Figure record listings
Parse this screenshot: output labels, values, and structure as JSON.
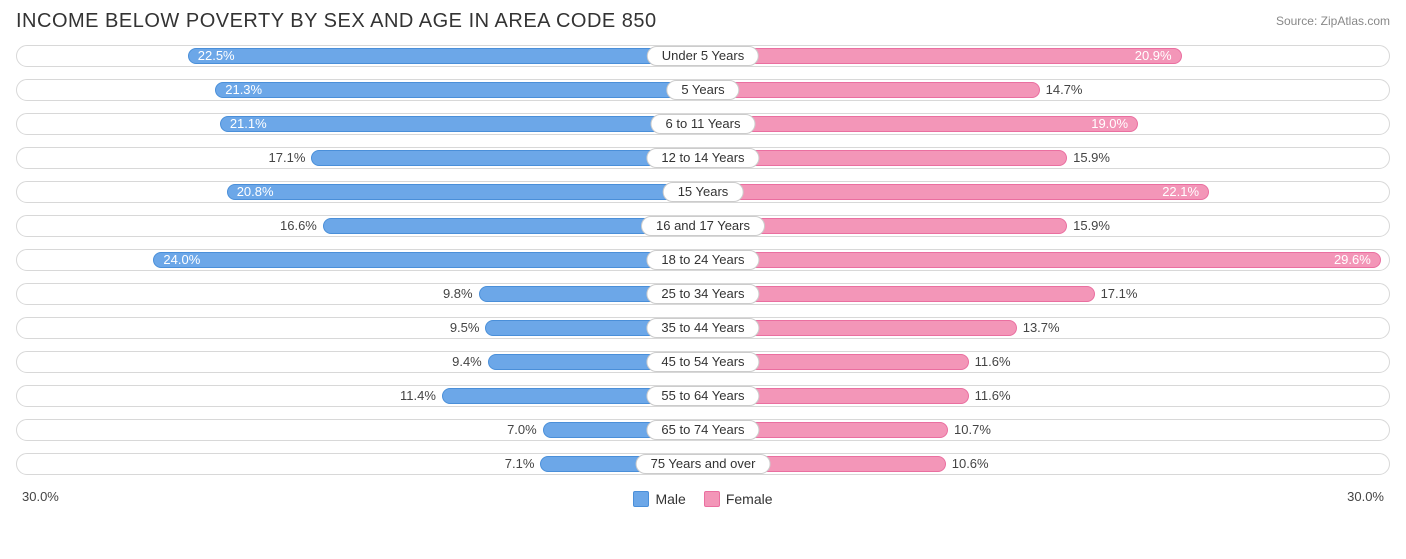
{
  "title": "INCOME BELOW POVERTY BY SEX AND AGE IN AREA CODE 850",
  "source": "Source: ZipAtlas.com",
  "axis_max": 30.0,
  "axis_label": "30.0%",
  "colors": {
    "male_fill": "#6ca7e8",
    "male_border": "#4a8fd9",
    "female_fill": "#f396b8",
    "female_border": "#ea6fa0",
    "track_border": "#d8d8d8",
    "background": "#ffffff",
    "text": "#444444",
    "label_text": "#333333"
  },
  "inside_threshold": 18.0,
  "legend": {
    "male": "Male",
    "female": "Female"
  },
  "rows": [
    {
      "category": "Under 5 Years",
      "male": 22.5,
      "female": 20.9
    },
    {
      "category": "5 Years",
      "male": 21.3,
      "female": 14.7
    },
    {
      "category": "6 to 11 Years",
      "male": 21.1,
      "female": 19.0
    },
    {
      "category": "12 to 14 Years",
      "male": 17.1,
      "female": 15.9
    },
    {
      "category": "15 Years",
      "male": 20.8,
      "female": 22.1
    },
    {
      "category": "16 and 17 Years",
      "male": 16.6,
      "female": 15.9
    },
    {
      "category": "18 to 24 Years",
      "male": 24.0,
      "female": 29.6
    },
    {
      "category": "25 to 34 Years",
      "male": 9.8,
      "female": 17.1
    },
    {
      "category": "35 to 44 Years",
      "male": 9.5,
      "female": 13.7
    },
    {
      "category": "45 to 54 Years",
      "male": 9.4,
      "female": 11.6
    },
    {
      "category": "55 to 64 Years",
      "male": 11.4,
      "female": 11.6
    },
    {
      "category": "65 to 74 Years",
      "male": 7.0,
      "female": 10.7
    },
    {
      "category": "75 Years and over",
      "male": 7.1,
      "female": 10.6
    }
  ]
}
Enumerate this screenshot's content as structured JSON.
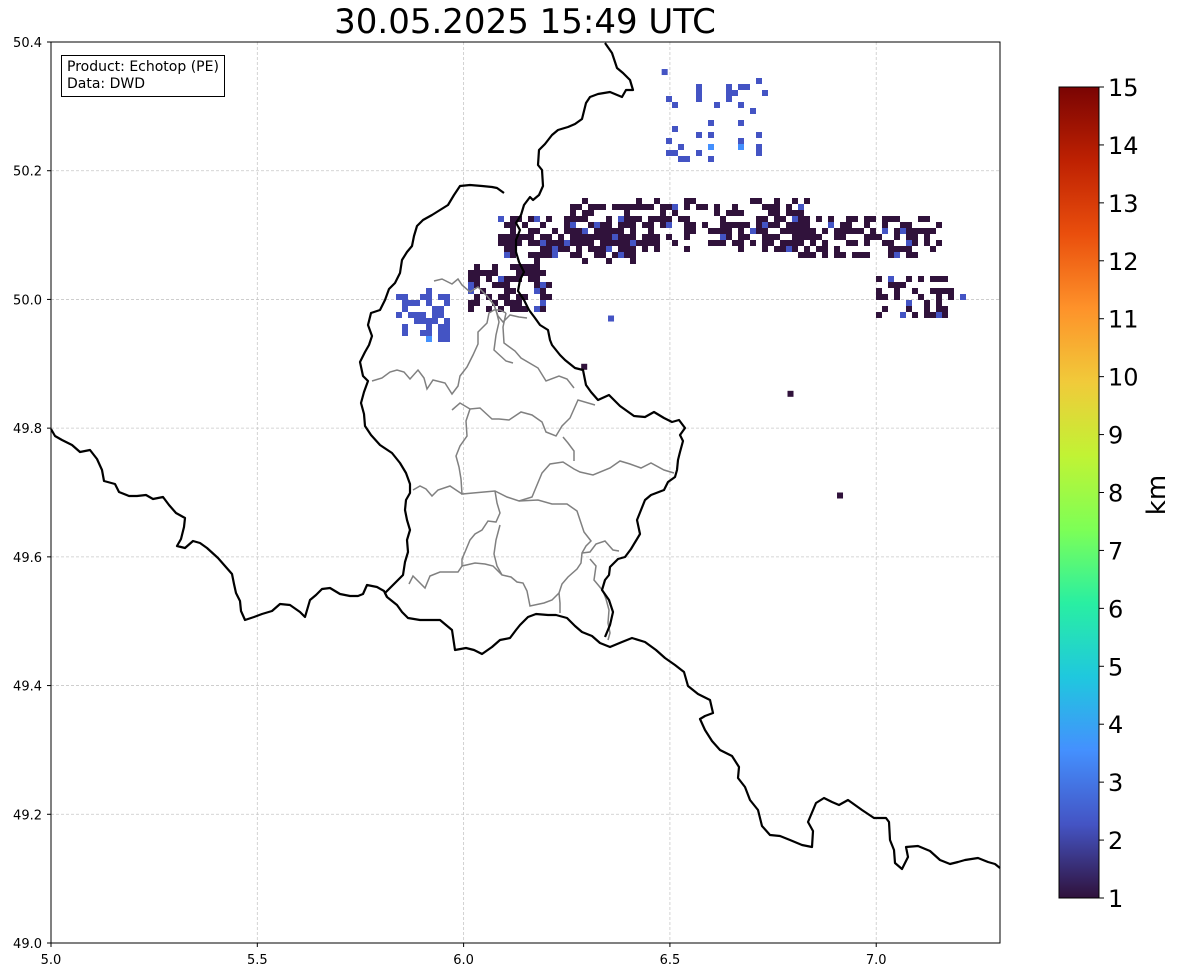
{
  "title": "30.05.2025 15:49 UTC",
  "info": {
    "product": "Product: Echotop (PE)",
    "data": "Data: DWD"
  },
  "map": {
    "lon_range": [
      5.0,
      7.3
    ],
    "lat_range": [
      49.0,
      50.4
    ],
    "x_ticks": [
      "5.0",
      "5.5",
      "6.0",
      "6.5",
      "7.0"
    ],
    "y_ticks": [
      "50.4",
      "50.2",
      "50.0",
      "49.8",
      "49.6",
      "49.4",
      "49.2",
      "49.0"
    ],
    "grid": true
  },
  "colorbar": {
    "label": "km",
    "min": 1,
    "max": 15,
    "ticks": [
      "15",
      "14",
      "13",
      "12",
      "11",
      "10",
      "9",
      "8",
      "7",
      "6",
      "5",
      "4",
      "3",
      "2",
      "1"
    ],
    "colormap": [
      "#30123b",
      "#4454c4",
      "#4490fe",
      "#1fc8de",
      "#29efa2",
      "#7dff56",
      "#c1f334",
      "#f1ca3a",
      "#fe922a",
      "#ea4f0d",
      "#be2102",
      "#7a0403"
    ]
  },
  "echo_top": {
    "value_km_dominant": 1.0,
    "clusters": [
      {
        "lon": 6.55,
        "lat": 50.12,
        "km": 1.0
      },
      {
        "lon": 6.25,
        "lat": 50.1,
        "km": 1.0
      },
      {
        "lon": 6.95,
        "lat": 50.1,
        "km": 1.0
      },
      {
        "lon": 6.1,
        "lat": 50.02,
        "km": 1.3
      },
      {
        "lon": 5.9,
        "lat": 49.98,
        "km": 1.8
      },
      {
        "lon": 7.1,
        "lat": 50.01,
        "km": 1.2
      },
      {
        "lon": 6.6,
        "lat": 50.28,
        "km": 2.5
      }
    ]
  }
}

What to produce:
Do not include the pictures. Quote only the lines from the line with "Enumerate this screenshot's" through the end of the material, both ends included, exactly.

Finished answer:
Enumerate this screenshot's content as structured JSON.
{
  "title": "30.05.2025 15:49 UTC",
  "info": {
    "product": "Product: Echotop (PE)",
    "data": "Data: DWD"
  },
  "map": {
    "lon_range": [
      5.0,
      7.3
    ],
    "lat_range": [
      49.0,
      50.4
    ],
    "x_ticks": [
      "5.0",
      "5.5",
      "6.0",
      "6.5",
      "7.0"
    ],
    "y_ticks": [
      "50.4",
      "50.2",
      "50.0",
      "49.8",
      "49.6",
      "49.4",
      "49.2",
      "49.0"
    ],
    "grid": true
  },
  "colorbar": {
    "label": "km",
    "min": 1,
    "max": 15,
    "ticks": [
      "15",
      "14",
      "13",
      "12",
      "11",
      "10",
      "9",
      "8",
      "7",
      "6",
      "5",
      "4",
      "3",
      "2",
      "1"
    ],
    "colormap": [
      "#30123b",
      "#4454c4",
      "#4490fe",
      "#1fc8de",
      "#29efa2",
      "#7dff56",
      "#c1f334",
      "#f1ca3a",
      "#fe922a",
      "#ea4f0d",
      "#be2102",
      "#7a0403"
    ]
  },
  "echo_top": {
    "value_km_dominant": 1.0,
    "clusters": [
      {
        "lon": 6.55,
        "lat": 50.12,
        "km": 1.0
      },
      {
        "lon": 6.25,
        "lat": 50.1,
        "km": 1.0
      },
      {
        "lon": 6.95,
        "lat": 50.1,
        "km": 1.0
      },
      {
        "lon": 6.1,
        "lat": 50.02,
        "km": 1.3
      },
      {
        "lon": 5.9,
        "lat": 49.98,
        "km": 1.8
      },
      {
        "lon": 7.1,
        "lat": 50.01,
        "km": 1.2
      },
      {
        "lon": 6.6,
        "lat": 50.28,
        "km": 2.5
      }
    ]
  }
}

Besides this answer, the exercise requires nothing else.